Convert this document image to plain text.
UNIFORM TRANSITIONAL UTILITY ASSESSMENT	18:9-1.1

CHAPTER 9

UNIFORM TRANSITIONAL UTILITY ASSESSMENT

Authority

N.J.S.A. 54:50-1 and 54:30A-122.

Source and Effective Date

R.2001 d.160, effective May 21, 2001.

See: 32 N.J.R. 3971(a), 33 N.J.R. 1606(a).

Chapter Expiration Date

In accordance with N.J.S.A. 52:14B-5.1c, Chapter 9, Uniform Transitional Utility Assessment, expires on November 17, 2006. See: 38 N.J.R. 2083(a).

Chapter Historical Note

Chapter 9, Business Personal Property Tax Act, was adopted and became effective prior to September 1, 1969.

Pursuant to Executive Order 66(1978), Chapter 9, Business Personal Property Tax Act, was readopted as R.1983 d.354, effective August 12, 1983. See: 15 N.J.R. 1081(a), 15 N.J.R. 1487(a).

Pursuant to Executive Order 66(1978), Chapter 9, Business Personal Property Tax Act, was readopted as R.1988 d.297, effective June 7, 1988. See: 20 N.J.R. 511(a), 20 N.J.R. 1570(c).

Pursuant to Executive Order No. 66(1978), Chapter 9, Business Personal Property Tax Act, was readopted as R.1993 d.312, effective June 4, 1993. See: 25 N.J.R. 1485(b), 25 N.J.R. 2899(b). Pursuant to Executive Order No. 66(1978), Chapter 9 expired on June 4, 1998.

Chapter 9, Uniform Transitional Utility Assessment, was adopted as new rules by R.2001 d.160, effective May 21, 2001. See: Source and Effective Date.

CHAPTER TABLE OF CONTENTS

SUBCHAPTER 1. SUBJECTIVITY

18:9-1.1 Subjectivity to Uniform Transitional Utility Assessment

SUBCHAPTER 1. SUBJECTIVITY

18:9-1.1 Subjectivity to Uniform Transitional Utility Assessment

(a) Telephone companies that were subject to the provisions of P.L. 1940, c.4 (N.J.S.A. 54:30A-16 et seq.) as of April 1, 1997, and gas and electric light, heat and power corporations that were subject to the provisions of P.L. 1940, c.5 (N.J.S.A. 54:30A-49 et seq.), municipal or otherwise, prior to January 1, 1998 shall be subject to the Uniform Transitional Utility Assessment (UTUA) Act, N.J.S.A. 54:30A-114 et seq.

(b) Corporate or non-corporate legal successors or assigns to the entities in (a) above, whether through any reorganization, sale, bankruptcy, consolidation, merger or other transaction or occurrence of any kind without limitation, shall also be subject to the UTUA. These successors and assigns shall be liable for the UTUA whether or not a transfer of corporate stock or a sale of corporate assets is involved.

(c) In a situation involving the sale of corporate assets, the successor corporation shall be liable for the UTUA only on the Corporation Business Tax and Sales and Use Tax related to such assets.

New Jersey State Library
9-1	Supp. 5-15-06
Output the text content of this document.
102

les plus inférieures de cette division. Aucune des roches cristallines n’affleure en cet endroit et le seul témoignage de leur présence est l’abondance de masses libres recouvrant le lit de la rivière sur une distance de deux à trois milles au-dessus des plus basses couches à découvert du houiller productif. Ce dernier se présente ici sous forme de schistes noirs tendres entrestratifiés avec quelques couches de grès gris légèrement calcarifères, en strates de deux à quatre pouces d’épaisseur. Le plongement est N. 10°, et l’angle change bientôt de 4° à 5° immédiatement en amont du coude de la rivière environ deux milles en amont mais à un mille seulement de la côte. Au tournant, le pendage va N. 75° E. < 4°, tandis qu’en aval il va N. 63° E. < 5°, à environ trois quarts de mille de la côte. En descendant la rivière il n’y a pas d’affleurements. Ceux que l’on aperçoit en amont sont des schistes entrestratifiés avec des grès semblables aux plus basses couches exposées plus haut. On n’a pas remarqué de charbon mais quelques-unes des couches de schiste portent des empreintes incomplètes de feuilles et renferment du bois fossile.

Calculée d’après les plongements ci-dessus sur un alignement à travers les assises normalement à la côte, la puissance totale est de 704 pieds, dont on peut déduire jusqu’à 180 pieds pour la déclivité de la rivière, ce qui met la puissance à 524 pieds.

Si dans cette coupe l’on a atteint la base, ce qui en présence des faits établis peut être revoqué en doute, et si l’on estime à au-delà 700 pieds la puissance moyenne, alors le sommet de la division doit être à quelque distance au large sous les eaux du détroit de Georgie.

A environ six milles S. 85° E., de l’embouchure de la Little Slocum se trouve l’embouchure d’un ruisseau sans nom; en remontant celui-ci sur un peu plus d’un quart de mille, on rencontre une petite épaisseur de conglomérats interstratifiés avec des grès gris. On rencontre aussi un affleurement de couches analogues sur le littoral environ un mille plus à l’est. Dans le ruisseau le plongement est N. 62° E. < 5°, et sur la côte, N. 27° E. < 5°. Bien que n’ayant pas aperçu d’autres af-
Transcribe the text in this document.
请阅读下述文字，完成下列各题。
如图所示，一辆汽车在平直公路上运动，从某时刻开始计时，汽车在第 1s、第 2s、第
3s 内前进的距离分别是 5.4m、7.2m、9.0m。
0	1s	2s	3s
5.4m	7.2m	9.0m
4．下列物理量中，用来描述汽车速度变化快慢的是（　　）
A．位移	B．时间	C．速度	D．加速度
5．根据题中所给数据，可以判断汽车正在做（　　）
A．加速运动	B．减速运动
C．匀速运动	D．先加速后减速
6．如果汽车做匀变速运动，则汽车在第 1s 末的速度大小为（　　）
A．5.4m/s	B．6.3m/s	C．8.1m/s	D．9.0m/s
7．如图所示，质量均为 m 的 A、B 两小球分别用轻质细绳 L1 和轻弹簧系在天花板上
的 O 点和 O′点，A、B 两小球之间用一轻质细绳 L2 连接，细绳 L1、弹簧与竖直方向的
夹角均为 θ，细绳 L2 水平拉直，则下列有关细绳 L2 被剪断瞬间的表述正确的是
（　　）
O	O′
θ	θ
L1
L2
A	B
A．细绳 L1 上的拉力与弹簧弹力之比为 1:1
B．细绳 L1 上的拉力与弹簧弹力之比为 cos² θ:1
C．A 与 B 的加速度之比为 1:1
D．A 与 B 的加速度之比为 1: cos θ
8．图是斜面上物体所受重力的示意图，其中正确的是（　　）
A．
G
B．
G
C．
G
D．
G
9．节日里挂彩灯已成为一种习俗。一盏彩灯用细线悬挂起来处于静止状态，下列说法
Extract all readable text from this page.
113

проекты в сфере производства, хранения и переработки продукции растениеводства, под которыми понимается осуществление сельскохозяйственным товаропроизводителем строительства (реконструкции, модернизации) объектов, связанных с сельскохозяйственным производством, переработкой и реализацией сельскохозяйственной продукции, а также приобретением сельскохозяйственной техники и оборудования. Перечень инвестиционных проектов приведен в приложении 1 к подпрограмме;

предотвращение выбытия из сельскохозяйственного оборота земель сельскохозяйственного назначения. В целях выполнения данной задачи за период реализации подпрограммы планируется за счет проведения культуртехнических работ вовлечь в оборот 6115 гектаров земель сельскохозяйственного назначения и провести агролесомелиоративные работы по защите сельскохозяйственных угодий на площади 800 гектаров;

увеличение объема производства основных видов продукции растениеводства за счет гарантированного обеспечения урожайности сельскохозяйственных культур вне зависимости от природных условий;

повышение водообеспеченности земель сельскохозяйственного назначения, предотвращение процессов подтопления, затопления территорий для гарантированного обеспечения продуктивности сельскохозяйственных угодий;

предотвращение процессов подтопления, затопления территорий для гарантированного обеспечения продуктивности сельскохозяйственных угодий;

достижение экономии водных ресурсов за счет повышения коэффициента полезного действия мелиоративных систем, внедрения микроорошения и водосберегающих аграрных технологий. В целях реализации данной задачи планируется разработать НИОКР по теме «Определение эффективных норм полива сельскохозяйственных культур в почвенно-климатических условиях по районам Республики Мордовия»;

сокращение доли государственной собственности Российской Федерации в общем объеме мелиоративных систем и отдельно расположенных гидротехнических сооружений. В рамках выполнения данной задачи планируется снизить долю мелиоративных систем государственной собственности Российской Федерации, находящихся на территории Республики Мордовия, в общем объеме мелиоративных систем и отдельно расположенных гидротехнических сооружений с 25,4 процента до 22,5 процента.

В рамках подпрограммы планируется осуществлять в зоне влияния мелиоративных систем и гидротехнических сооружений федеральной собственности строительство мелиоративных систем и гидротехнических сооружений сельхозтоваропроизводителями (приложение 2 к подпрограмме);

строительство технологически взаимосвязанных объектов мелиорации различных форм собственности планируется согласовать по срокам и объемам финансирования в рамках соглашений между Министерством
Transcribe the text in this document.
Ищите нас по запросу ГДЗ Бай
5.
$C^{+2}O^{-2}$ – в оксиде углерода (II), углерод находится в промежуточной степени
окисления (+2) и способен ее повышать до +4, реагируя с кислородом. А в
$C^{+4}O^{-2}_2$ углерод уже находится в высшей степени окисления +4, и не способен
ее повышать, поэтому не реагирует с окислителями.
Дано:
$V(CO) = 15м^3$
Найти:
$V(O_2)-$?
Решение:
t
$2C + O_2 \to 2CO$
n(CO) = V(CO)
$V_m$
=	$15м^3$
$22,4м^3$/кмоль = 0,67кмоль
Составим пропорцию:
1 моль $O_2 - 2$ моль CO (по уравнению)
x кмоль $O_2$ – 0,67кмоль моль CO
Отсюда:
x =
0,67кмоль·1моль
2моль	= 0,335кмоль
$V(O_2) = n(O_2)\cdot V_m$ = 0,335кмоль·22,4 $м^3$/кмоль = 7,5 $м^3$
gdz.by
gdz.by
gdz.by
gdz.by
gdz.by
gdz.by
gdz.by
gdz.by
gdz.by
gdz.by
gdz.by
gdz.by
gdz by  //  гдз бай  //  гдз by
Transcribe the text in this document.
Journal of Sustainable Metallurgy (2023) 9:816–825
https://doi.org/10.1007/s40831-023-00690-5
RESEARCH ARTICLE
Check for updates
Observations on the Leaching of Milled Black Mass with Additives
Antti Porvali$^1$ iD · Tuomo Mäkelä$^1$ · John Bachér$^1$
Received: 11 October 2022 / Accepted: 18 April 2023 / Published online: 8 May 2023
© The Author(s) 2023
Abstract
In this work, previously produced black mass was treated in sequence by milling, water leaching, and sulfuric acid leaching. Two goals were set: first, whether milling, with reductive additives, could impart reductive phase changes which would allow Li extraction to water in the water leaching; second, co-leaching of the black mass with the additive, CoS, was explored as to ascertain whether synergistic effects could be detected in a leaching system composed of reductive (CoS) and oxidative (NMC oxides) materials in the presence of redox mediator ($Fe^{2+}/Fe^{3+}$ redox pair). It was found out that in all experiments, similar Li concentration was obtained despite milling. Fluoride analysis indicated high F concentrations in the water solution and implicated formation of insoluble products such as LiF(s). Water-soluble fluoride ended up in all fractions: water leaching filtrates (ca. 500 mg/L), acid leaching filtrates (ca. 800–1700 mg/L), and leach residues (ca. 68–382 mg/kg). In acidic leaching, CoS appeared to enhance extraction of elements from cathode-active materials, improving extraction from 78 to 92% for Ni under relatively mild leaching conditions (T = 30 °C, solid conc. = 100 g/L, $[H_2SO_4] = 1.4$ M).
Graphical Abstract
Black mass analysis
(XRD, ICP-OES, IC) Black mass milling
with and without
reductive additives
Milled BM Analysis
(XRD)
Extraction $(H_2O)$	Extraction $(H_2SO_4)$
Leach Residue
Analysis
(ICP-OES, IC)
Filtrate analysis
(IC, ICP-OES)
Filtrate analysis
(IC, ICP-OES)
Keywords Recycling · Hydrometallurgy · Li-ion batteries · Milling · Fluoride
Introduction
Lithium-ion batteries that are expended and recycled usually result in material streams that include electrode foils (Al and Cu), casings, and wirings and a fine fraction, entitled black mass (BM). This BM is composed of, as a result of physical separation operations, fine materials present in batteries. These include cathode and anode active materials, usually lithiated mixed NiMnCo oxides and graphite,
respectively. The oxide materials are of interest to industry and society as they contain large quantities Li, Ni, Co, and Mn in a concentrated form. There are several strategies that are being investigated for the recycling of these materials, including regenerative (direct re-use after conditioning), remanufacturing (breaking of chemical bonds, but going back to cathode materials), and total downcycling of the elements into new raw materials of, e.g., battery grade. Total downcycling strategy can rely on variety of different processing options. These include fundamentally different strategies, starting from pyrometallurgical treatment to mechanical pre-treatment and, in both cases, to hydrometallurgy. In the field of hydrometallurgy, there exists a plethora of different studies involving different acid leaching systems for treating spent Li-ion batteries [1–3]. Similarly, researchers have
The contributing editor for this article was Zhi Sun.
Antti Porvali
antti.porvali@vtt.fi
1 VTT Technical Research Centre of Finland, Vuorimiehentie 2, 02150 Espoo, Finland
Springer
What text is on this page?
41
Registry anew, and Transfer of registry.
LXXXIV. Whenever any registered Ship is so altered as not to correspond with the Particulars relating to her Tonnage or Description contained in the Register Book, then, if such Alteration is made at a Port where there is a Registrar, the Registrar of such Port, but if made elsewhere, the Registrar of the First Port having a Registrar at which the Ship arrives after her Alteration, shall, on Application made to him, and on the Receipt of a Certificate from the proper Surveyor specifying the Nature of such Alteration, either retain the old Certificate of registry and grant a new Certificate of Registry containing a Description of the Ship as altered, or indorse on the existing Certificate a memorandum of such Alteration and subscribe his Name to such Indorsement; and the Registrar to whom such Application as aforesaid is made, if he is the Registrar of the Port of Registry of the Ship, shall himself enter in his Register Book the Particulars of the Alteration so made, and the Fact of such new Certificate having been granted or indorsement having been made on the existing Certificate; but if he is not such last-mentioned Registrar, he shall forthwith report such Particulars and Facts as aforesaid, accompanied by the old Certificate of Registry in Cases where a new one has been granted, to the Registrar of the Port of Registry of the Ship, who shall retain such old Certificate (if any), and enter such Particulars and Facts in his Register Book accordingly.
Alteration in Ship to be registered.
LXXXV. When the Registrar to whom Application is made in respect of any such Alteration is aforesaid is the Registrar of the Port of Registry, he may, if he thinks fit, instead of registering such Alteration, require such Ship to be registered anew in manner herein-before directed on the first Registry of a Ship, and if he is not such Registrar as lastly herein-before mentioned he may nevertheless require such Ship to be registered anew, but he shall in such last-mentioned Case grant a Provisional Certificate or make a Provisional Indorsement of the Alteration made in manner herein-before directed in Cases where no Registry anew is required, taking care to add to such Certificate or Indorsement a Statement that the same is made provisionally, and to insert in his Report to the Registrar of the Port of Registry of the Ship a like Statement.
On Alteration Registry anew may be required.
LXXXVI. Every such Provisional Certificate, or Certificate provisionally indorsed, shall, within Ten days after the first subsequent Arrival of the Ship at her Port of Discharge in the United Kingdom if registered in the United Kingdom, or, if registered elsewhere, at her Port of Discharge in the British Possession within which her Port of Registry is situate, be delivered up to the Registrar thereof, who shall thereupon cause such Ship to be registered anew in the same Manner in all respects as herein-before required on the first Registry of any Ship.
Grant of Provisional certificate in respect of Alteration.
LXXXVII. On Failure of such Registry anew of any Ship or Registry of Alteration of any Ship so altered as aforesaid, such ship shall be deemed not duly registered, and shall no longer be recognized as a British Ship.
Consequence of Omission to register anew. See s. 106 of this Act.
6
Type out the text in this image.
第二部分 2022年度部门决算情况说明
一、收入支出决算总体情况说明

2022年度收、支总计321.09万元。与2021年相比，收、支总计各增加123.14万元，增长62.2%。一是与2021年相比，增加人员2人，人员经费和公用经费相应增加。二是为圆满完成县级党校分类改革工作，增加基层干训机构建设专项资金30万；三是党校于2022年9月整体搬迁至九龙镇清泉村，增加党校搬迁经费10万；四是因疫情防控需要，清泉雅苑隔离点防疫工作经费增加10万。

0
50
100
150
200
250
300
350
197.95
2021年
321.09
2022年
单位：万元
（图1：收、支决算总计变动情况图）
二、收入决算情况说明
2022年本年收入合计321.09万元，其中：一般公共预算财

----

**EXERCISE**
Check every line of the listing for the string "обеспечения" and report how many lines have it, as a number alone.

**OUTPUT BELOW**
3